[Dataset entries on figures]
◇ ◇ ◇
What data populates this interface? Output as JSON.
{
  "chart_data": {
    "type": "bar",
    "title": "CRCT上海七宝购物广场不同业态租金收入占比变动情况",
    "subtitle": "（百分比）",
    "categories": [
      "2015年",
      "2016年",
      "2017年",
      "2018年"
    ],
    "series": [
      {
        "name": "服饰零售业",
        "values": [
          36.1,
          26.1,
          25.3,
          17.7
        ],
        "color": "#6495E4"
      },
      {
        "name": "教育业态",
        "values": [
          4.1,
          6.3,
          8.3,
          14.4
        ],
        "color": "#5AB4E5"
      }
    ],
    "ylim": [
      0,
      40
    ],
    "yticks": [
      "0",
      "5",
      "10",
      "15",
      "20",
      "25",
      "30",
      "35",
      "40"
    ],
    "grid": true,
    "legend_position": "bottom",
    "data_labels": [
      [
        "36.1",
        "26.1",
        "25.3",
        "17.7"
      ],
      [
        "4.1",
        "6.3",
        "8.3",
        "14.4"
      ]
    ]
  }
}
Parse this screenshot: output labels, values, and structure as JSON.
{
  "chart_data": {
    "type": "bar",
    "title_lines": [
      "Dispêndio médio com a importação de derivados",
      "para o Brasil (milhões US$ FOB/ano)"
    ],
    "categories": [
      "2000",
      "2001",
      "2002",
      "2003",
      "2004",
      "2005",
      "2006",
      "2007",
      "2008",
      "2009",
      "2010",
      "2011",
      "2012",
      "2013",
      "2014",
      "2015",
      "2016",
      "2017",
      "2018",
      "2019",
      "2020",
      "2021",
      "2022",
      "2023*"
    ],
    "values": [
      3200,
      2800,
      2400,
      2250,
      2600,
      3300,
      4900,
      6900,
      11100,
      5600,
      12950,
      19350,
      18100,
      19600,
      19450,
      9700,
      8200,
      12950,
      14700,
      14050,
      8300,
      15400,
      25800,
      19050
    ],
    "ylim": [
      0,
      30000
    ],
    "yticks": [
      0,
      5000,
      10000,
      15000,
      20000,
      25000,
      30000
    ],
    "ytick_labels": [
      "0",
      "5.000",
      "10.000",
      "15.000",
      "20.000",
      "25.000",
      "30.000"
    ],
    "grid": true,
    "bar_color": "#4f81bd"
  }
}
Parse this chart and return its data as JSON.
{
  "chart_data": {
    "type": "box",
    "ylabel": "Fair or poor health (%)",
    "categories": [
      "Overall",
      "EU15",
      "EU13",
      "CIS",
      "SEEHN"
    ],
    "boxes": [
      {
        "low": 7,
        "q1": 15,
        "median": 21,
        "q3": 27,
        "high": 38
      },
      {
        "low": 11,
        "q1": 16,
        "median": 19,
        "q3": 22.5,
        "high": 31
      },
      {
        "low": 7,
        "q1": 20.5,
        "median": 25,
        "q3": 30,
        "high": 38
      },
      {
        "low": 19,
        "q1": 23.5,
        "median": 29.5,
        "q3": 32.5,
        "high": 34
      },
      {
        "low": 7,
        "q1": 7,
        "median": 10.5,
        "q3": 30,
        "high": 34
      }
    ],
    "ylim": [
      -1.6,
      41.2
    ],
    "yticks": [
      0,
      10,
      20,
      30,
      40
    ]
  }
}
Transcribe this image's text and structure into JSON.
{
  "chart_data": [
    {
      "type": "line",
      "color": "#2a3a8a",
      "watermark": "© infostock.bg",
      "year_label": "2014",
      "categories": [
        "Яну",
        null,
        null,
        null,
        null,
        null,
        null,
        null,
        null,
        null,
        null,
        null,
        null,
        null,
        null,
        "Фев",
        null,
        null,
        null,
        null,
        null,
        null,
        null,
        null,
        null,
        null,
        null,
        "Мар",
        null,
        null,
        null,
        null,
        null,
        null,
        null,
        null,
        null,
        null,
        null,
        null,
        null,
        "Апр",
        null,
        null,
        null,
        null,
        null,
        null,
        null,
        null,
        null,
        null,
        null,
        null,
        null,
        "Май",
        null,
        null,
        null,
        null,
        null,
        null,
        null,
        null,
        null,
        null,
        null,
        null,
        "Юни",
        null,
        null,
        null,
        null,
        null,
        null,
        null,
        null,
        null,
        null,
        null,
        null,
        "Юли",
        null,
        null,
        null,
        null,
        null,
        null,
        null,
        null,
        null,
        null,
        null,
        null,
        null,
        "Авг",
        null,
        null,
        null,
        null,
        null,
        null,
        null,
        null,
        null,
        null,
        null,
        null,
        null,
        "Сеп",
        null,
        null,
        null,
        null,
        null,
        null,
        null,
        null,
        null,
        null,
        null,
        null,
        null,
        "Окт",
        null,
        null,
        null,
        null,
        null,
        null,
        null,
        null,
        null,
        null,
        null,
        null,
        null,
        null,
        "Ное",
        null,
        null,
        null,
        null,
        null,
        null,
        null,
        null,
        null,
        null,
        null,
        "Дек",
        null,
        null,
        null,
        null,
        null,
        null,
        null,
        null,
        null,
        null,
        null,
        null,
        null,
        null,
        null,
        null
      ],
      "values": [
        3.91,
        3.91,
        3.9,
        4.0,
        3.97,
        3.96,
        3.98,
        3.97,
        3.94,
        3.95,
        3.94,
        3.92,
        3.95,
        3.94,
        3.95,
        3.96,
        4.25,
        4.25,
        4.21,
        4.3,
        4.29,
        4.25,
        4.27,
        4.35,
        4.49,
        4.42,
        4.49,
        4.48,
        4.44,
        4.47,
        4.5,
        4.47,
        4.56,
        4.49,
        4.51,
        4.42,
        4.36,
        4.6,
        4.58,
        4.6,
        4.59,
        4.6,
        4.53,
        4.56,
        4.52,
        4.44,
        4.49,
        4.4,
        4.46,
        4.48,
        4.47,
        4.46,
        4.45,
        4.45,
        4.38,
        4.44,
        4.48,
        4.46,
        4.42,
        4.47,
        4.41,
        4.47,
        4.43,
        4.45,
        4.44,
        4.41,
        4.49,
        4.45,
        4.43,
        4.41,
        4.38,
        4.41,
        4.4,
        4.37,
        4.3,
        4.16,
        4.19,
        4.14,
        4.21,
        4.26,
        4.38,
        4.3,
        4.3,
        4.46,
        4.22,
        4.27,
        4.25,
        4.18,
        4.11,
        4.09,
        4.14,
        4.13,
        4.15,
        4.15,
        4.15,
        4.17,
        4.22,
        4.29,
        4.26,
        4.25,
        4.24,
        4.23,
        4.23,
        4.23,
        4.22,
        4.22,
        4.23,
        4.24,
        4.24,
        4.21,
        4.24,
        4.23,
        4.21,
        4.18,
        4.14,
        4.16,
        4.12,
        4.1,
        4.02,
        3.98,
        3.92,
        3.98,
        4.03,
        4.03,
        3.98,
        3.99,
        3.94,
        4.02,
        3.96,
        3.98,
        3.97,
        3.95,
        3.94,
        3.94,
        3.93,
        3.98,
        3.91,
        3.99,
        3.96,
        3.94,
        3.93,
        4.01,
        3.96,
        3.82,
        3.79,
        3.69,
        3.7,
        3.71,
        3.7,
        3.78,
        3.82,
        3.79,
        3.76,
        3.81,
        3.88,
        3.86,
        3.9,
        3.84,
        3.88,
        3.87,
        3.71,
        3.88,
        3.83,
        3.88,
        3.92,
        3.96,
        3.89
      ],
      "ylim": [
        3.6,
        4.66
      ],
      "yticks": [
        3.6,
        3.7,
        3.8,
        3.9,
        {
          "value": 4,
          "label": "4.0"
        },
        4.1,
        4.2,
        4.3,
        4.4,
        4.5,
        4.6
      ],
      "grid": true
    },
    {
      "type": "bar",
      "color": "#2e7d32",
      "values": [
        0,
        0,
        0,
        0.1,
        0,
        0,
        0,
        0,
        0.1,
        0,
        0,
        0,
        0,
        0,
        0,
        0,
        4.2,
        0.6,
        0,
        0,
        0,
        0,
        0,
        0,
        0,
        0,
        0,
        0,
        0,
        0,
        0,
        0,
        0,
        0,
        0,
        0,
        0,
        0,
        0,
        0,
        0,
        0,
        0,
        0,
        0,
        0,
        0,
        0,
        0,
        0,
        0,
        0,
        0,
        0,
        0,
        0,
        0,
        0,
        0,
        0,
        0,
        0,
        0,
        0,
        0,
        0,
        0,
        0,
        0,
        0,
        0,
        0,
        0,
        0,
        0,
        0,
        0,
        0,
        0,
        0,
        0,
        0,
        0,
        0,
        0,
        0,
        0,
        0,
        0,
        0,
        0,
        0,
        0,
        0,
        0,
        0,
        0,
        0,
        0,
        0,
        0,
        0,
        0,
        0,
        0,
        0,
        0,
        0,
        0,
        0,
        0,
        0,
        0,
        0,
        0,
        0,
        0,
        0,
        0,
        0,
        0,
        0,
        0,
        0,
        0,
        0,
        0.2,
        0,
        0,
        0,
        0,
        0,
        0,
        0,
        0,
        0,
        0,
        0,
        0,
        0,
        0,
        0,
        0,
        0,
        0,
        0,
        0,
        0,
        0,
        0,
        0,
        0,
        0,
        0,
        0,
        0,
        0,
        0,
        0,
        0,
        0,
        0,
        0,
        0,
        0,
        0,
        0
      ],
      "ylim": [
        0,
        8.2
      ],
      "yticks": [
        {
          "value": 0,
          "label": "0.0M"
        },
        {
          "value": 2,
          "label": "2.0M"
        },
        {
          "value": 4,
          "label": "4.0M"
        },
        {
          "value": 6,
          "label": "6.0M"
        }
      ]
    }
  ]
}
◇ ◇ ◇
What this task involves: Take each line containing the string "structure" and copy it out.

Answer to the task:
Parse this screenshot: output labels, values, and structure as JSON.
Transcribe this image's text and structure into JSON.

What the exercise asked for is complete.